• **GOAL**
Listed below are entries; give the number of lines among them that include "content", and only that number.

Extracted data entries

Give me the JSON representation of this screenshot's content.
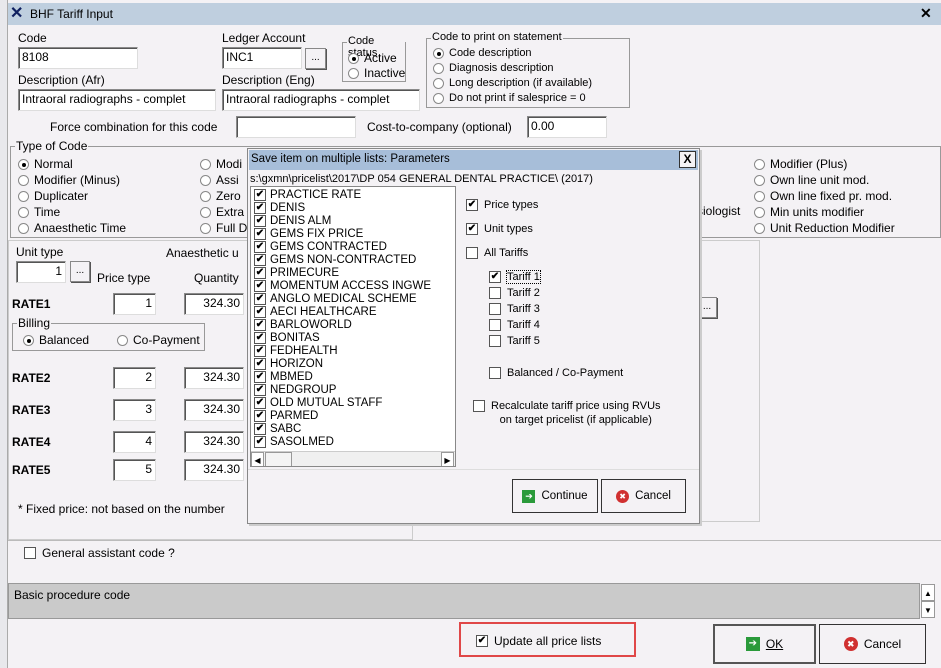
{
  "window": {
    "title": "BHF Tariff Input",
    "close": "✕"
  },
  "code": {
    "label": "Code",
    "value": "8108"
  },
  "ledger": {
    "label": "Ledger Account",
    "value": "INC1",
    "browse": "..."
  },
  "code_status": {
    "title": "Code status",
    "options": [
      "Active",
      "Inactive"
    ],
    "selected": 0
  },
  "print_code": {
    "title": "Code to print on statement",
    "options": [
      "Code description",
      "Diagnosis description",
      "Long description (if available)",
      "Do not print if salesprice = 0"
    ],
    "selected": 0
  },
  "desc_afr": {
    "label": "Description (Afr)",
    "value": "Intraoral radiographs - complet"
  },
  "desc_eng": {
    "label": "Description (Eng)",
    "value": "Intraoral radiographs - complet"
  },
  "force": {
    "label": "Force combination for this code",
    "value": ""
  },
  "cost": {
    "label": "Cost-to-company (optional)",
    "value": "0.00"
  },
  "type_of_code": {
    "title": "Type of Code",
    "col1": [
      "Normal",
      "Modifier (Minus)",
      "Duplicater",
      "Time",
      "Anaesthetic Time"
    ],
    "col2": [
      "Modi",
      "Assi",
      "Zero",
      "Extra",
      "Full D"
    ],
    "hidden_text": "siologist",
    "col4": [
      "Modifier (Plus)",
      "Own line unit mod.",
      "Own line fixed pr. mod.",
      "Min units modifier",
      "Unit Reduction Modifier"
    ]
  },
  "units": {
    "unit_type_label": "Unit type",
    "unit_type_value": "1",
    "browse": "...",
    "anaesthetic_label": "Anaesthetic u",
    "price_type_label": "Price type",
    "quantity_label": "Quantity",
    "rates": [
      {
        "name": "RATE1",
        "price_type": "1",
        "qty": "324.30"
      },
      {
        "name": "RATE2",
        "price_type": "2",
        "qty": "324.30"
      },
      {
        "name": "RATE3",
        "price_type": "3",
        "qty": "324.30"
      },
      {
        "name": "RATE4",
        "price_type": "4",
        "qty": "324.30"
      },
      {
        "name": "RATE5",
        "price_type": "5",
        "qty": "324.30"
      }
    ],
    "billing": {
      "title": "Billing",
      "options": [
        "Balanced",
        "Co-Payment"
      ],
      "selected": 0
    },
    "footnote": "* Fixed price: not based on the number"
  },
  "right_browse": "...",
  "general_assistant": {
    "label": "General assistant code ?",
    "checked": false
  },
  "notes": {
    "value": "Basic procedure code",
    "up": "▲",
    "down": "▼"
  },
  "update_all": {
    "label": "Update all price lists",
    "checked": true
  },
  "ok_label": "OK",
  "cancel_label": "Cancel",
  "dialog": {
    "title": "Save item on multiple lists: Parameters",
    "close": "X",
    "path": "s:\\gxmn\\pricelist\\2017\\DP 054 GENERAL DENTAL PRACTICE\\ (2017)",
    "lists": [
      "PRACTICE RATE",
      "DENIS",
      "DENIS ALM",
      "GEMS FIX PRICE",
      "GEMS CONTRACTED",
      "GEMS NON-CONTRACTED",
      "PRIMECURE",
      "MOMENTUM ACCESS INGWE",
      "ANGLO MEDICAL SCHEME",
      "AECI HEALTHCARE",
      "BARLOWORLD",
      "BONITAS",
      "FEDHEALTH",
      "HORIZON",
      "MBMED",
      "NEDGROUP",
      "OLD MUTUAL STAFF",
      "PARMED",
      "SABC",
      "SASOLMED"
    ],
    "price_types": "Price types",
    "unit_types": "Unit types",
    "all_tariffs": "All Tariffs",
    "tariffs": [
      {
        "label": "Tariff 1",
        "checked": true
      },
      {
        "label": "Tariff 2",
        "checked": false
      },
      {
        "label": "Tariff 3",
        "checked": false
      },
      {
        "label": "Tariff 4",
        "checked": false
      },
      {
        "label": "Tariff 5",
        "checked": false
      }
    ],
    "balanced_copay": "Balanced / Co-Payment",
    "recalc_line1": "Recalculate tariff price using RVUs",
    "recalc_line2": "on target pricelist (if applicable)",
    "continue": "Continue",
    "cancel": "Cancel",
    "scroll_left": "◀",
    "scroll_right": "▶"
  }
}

---

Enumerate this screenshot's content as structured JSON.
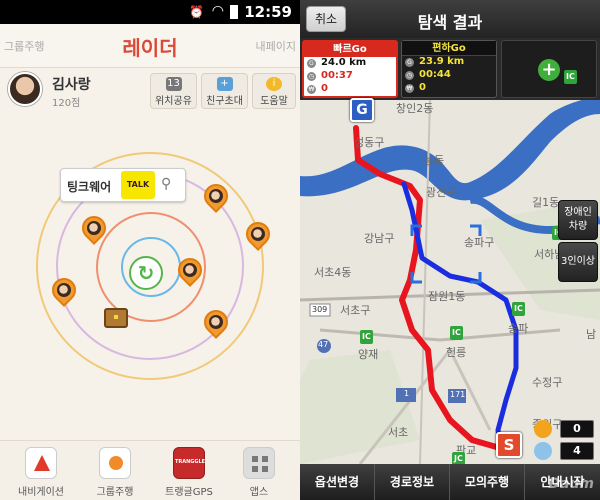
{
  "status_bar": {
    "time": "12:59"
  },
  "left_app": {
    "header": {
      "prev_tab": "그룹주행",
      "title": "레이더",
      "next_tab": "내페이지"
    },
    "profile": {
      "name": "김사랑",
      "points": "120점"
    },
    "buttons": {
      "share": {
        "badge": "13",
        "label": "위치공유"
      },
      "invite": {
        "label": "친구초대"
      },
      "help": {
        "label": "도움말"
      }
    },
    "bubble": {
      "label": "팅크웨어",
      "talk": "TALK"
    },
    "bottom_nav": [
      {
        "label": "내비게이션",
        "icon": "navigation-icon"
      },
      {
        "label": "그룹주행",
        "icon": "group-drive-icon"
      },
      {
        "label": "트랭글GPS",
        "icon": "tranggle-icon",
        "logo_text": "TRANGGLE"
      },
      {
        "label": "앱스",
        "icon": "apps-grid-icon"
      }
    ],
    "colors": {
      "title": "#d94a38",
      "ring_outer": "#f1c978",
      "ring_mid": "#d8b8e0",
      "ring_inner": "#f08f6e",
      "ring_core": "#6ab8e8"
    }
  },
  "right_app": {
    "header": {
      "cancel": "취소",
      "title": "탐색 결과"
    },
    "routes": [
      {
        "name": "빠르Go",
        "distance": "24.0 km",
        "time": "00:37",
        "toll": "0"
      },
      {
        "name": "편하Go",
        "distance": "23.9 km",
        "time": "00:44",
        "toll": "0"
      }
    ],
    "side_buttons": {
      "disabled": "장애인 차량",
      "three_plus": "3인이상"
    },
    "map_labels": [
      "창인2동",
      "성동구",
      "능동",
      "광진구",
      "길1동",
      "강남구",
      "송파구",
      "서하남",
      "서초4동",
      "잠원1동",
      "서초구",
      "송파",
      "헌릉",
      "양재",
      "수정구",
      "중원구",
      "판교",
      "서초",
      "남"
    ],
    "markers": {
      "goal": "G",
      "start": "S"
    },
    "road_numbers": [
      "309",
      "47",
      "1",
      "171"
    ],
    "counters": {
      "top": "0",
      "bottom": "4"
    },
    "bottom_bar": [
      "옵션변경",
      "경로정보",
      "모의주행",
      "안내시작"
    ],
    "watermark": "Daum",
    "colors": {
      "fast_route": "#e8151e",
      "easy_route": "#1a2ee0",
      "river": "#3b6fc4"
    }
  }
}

• **WRITTEN RESPONSE**
2